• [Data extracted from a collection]
+++

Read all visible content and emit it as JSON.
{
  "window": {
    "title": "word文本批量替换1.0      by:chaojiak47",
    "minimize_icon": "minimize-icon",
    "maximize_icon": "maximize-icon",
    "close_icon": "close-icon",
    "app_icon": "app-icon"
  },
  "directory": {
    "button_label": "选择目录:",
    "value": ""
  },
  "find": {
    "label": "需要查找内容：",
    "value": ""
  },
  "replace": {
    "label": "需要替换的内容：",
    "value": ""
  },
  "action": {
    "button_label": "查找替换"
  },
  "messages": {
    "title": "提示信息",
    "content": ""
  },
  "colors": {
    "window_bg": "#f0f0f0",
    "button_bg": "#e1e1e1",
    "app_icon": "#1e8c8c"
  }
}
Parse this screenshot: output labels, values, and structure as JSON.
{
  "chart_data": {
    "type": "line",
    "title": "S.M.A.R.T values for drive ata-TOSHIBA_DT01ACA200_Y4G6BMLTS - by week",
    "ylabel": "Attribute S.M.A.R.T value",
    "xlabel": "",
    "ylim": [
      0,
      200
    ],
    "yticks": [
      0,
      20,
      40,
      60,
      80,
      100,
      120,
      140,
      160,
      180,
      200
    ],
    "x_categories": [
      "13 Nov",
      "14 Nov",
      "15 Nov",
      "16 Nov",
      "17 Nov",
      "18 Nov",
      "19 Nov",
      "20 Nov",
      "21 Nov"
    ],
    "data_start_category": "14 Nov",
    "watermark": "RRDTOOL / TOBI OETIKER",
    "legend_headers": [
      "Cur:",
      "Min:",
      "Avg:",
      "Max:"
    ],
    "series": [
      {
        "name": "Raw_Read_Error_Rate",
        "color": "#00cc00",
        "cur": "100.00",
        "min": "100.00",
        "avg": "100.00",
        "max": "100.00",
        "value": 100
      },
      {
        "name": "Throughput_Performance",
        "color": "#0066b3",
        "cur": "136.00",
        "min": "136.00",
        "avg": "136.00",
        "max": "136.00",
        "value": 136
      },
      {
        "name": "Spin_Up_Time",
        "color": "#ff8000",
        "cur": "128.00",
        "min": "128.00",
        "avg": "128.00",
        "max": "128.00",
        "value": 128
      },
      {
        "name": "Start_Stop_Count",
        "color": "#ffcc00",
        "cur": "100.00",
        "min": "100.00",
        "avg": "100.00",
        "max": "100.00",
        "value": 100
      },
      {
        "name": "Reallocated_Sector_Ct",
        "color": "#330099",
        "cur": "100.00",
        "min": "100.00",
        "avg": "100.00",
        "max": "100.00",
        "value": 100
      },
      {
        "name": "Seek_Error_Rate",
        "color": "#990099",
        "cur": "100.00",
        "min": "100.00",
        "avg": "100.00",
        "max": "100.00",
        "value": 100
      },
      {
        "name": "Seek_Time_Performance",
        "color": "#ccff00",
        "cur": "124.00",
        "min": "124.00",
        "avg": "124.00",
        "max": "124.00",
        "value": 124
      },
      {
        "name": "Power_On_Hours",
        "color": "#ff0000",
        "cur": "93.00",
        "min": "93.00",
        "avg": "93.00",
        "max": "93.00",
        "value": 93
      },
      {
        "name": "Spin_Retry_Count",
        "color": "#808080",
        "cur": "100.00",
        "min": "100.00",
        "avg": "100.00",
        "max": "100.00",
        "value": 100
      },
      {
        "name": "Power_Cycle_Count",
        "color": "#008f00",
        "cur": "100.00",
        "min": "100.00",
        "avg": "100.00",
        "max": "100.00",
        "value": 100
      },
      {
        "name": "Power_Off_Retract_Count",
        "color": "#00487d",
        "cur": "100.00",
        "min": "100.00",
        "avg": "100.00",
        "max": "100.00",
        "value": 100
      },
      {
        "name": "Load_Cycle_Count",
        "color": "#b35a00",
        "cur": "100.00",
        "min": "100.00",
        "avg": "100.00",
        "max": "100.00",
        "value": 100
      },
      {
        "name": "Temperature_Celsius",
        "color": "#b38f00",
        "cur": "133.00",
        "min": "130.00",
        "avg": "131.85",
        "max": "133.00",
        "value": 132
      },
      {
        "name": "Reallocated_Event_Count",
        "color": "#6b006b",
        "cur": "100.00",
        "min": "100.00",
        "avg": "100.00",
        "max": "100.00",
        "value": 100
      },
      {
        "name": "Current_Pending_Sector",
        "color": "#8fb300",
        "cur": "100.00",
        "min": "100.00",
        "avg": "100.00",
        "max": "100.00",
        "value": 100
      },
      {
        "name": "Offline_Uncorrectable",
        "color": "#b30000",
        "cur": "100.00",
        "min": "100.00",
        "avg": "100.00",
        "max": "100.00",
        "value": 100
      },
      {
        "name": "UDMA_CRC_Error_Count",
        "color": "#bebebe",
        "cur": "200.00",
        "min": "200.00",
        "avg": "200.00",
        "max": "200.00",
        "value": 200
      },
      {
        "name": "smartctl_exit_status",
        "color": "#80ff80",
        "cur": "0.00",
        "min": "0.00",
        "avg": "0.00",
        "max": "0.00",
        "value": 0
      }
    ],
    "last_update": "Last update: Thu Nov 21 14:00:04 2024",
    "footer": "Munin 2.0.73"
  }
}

+++

• [Work to do]
Answer with one number: how many lines in the listing hold "values".

• [Solution for this problem]
2